*EXERCISE*. Quote all of the entries word for word.

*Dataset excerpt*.
* start *

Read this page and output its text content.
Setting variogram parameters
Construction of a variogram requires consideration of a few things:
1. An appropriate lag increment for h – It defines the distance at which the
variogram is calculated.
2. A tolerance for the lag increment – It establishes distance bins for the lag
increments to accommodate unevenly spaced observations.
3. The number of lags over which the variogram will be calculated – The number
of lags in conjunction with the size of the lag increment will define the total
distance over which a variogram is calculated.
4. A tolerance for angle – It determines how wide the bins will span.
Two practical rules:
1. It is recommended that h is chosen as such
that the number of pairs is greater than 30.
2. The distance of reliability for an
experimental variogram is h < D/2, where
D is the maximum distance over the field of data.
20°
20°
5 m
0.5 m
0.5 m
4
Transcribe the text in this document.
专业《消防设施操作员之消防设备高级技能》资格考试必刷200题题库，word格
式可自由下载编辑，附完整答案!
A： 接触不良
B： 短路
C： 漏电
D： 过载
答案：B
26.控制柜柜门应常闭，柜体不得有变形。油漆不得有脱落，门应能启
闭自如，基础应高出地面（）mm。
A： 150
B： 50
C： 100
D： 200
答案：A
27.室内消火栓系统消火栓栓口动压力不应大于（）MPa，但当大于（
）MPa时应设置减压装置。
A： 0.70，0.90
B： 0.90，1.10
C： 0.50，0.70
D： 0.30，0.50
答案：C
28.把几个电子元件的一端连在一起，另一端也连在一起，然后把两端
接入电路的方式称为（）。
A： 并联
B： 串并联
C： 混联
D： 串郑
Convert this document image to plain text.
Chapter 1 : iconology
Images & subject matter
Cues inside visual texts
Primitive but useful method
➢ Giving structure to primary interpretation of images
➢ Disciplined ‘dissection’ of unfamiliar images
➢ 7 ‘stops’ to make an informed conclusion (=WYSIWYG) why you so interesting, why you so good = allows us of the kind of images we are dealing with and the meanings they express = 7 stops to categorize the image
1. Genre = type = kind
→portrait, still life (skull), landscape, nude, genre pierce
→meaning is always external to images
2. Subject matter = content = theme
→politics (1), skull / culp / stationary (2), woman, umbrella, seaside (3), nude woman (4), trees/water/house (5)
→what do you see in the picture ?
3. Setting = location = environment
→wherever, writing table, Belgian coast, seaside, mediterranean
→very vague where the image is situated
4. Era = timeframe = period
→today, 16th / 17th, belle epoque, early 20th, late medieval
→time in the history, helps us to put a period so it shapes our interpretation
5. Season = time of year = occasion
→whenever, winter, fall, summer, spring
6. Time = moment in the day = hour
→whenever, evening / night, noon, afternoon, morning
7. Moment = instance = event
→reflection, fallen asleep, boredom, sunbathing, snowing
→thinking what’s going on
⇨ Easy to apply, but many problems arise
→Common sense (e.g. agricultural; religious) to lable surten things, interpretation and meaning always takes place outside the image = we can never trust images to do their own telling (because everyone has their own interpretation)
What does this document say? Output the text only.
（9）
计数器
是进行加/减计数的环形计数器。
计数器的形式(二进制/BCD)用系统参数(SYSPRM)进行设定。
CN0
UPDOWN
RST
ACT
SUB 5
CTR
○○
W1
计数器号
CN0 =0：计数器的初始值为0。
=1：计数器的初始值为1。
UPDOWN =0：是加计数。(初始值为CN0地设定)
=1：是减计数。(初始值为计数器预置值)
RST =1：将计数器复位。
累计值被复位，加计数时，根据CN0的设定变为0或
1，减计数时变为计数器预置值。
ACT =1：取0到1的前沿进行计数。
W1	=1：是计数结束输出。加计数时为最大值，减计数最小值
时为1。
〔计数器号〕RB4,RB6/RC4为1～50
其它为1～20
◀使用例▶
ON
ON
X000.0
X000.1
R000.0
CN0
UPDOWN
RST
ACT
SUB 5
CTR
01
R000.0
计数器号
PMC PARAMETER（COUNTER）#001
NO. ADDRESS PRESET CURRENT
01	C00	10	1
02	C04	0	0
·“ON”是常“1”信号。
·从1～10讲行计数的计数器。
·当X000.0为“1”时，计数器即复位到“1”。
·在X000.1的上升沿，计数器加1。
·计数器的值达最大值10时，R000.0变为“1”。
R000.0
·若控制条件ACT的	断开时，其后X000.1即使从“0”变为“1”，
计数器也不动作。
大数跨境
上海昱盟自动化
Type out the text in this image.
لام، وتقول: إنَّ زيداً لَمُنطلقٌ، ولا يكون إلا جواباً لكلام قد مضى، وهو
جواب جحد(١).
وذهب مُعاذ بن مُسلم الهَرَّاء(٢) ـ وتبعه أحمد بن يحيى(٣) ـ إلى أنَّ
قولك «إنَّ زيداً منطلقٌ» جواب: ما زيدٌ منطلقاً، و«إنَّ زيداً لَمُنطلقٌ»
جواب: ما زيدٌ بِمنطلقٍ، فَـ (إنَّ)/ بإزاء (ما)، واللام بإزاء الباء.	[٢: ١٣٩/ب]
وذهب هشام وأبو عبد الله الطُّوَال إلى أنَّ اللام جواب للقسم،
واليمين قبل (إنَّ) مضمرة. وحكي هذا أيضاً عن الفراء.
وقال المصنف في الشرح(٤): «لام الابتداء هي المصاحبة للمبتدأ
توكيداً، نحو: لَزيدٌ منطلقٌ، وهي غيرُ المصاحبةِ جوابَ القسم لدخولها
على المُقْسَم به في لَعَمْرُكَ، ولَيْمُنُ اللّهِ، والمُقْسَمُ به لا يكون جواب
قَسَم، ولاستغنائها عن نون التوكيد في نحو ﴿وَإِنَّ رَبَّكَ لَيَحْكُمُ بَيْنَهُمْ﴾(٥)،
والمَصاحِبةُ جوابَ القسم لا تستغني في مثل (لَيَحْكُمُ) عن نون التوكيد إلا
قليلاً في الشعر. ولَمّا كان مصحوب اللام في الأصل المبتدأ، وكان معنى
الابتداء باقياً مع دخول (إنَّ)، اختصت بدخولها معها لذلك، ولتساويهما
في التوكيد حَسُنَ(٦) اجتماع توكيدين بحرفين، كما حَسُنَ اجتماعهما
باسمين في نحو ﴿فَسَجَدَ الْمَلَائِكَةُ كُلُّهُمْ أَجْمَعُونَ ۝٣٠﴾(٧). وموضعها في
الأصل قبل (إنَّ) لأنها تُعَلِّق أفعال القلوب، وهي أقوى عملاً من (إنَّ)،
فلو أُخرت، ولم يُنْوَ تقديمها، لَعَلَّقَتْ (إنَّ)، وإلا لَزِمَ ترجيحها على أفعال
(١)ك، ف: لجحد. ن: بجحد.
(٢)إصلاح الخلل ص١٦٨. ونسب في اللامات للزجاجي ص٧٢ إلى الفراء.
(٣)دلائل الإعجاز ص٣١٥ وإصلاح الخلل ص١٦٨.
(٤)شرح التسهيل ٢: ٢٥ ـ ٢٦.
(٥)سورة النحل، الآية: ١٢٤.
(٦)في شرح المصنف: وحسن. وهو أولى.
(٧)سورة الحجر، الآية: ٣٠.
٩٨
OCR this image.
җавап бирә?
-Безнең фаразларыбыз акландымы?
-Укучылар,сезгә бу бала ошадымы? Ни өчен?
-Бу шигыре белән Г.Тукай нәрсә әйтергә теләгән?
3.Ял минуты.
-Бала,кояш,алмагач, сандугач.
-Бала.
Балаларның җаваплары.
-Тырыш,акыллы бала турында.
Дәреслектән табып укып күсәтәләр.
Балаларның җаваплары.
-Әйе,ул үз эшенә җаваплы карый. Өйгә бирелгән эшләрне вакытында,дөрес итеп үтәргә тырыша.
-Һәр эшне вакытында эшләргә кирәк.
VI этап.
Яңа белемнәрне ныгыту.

* end *

*ANSWER*.
Read this page and output its text content.
Setting variogram parameters
Construction of a variogram requires consideration of a few things:
1. An appropriate lag increment for h – It defines the distance at which the
variogram is calculated.
2. A tolerance for the lag increment – It establishes distance bins for the lag
increments to accommodate unevenly spaced observations.
3. The number of lags over which the variogram will be calculated – The number
of lags in conjunction with the size of the lag increment will define the total
distance over which a variogram is calculated.
4. A tolerance for angle – It determines how wide the bins will span.
Two practical rules:
1. It is recommended that h is chosen as such
that the number of pairs is greater than 30.
2. The distance of reliability for an
experimental variogram is h < D/2, where
D is the maximum distance over the field of data.
20°
20°
5 m
0.5 m
0.5 m
4
Transcribe the text in this document.
专业《消防设施操作员之消防设备高级技能》资格考试必刷200题题库，word格
式可自由下载编辑，附完整答案!
A： 接触不良
B： 短路
C： 漏电
D： 过载
答案：B
26.控制柜柜门应常闭，柜体不得有变形。油漆不得有脱落，门应能启
闭自如，基础应高出地面（）mm。
A： 150
B： 50
C： 100
D： 200
答案：A
27.室内消火栓系统消火栓栓口动压力不应大于（）MPa，但当大于（
）MPa时应设置减压装置。
A： 0.70，0.90
B： 0.90，1.10
C： 0.50，0.70
D： 0.30，0.50
答案：C
28.把几个电子元件的一端连在一起，另一端也连在一起，然后把两端
接入电路的方式称为（）。
A： 并联
B： 串并联
C： 混联
D： 串郑
Convert this document image to plain text.
Chapter 1 : iconology
Images & subject matter
Cues inside visual texts
Primitive but useful method
➢ Giving structure to primary interpretation of images
➢ Disciplined ‘dissection’ of unfamiliar images
➢ 7 ‘stops’ to make an informed conclusion (=WYSIWYG) why you so interesting, why you so good = allows us of the kind of images we are dealing with and the meanings they express = 7 stops to categorize the image
1. Genre = type = kind
→portrait, still life (skull), landscape, nude, genre pierce
→meaning is always external to images
2. Subject matter = content = theme
→politics (1), skull / culp / stationary (2), woman, umbrella, seaside (3), nude woman (4), trees/water/house (5)
→what do you see in the picture ?
3. Setting = location = environment
→wherever, writing table, Belgian coast, seaside, mediterranean
→very vague where the image is situated
4. Era = timeframe = period
→today, 16th / 17th, belle epoque, early 20th, late medieval
→time in the history, helps us to put a period so it shapes our interpretation
5. Season = time of year = occasion
→whenever, winter, fall, summer, spring
6. Time = moment in the day = hour
→whenever, evening / night, noon, afternoon, morning
7. Moment = instance = event
→reflection, fallen asleep, boredom, sunbathing, snowing
→thinking what’s going on
⇨ Easy to apply, but many problems arise
→Common sense (e.g. agricultural; religious) to lable surten things, interpretation and meaning always takes place outside the image = we can never trust images to do their own telling (because everyone has their own interpretation)
What does this document say? Output the text only.
（9）
计数器
是进行加/减计数的环形计数器。
计数器的形式(二进制/BCD)用系统参数(SYSPRM)进行设定。
CN0
UPDOWN
RST
ACT
SUB 5
CTR
○○
W1
计数器号
CN0 =0：计数器的初始值为0。
=1：计数器的初始值为1。
UPDOWN =0：是加计数。(初始值为CN0地设定)
=1：是减计数。(初始值为计数器预置值)
RST =1：将计数器复位。
累计值被复位，加计数时，根据CN0的设定变为0或
1，减计数时变为计数器预置值。
ACT =1：取0到1的前沿进行计数。
W1	=1：是计数结束输出。加计数时为最大值，减计数最小值
时为1。
〔计数器号〕RB4,RB6/RC4为1～50
其它为1～20
◀使用例▶
ON
ON
X000.0
X000.1
R000.0
CN0
UPDOWN
RST
ACT
SUB 5
CTR
01
R000.0
计数器号
PMC PARAMETER（COUNTER）#001
NO. ADDRESS PRESET CURRENT
01	C00	10	1
02	C04	0	0
·“ON”是常“1”信号。
·从1～10讲行计数的计数器。
·当X000.0为“1”时，计数器即复位到“1”。
·在X000.1的上升沿，计数器加1。
·计数器的值达最大值10时，R000.0变为“1”。
R000.0
·若控制条件ACT的	断开时，其后X000.1即使从“0”变为“1”，
计数器也不动作。
大数跨境
上海昱盟自动化
Type out the text in this image.
لام، وتقول: إنَّ زيداً لَمُنطلقٌ، ولا يكون إلا جواباً لكلام قد مضى، وهو
جواب جحد(١).
وذهب مُعاذ بن مُسلم الهَرَّاء(٢) ـ وتبعه أحمد بن يحيى(٣) ـ إلى أنَّ
قولك «إنَّ زيداً منطلقٌ» جواب: ما زيدٌ منطلقاً، و«إنَّ زيداً لَمُنطلقٌ»
جواب: ما زيدٌ بِمنطلقٍ، فَـ (إنَّ)/ بإزاء (ما)، واللام بإزاء الباء.	[٢: ١٣٩/ب]
وذهب هشام وأبو عبد الله الطُّوَال إلى أنَّ اللام جواب للقسم،
واليمين قبل (إنَّ) مضمرة. وحكي هذا أيضاً عن الفراء.
وقال المصنف في الشرح(٤): «لام الابتداء هي المصاحبة للمبتدأ
توكيداً، نحو: لَزيدٌ منطلقٌ، وهي غيرُ المصاحبةِ جوابَ القسم لدخولها
على المُقْسَم به في لَعَمْرُكَ، ولَيْمُنُ اللّهِ، والمُقْسَمُ به لا يكون جواب
قَسَم، ولاستغنائها عن نون التوكيد في نحو ﴿وَإِنَّ رَبَّكَ لَيَحْكُمُ بَيْنَهُمْ﴾(٥)،
والمَصاحِبةُ جوابَ القسم لا تستغني في مثل (لَيَحْكُمُ) عن نون التوكيد إلا
قليلاً في الشعر. ولَمّا كان مصحوب اللام في الأصل المبتدأ، وكان معنى
الابتداء باقياً مع دخول (إنَّ)، اختصت بدخولها معها لذلك، ولتساويهما
في التوكيد حَسُنَ(٦) اجتماع توكيدين بحرفين، كما حَسُنَ اجتماعهما
باسمين في نحو ﴿فَسَجَدَ الْمَلَائِكَةُ كُلُّهُمْ أَجْمَعُونَ ۝٣٠﴾(٧). وموضعها في
الأصل قبل (إنَّ) لأنها تُعَلِّق أفعال القلوب، وهي أقوى عملاً من (إنَّ)،
فلو أُخرت، ولم يُنْوَ تقديمها، لَعَلَّقَتْ (إنَّ)، وإلا لَزِمَ ترجيحها على أفعال
(١)ك، ف: لجحد. ن: بجحد.
(٢)إصلاح الخلل ص١٦٨. ونسب في اللامات للزجاجي ص٧٢ إلى الفراء.
(٣)دلائل الإعجاز ص٣١٥ وإصلاح الخلل ص١٦٨.
(٤)شرح التسهيل ٢: ٢٥ ـ ٢٦.
(٥)سورة النحل، الآية: ١٢٤.
(٦)في شرح المصنف: وحسن. وهو أولى.
(٧)سورة الحجر، الآية: ٣٠.
٩٨
OCR this image.
җавап бирә?
-Безнең фаразларыбыз акландымы?
-Укучылар,сезгә бу бала ошадымы? Ни өчен?
-Бу шигыре белән Г.Тукай нәрсә әйтергә теләгән?
3.Ял минуты.
-Бала,кояш,алмагач, сандугач.
-Бала.
Балаларның җаваплары.
-Тырыш,акыллы бала турында.
Дәреслектән табып укып күсәтәләр.
Балаларның җаваплары.
-Әйе,ул үз эшенә җаваплы карый. Өйгә бирелгән эшләрне вакытында,дөрес итеп үтәргә тырыша.
-Һәр эшне вакытында эшләргә кирәк.
VI этап.
Яңа белемнәрне ныгыту.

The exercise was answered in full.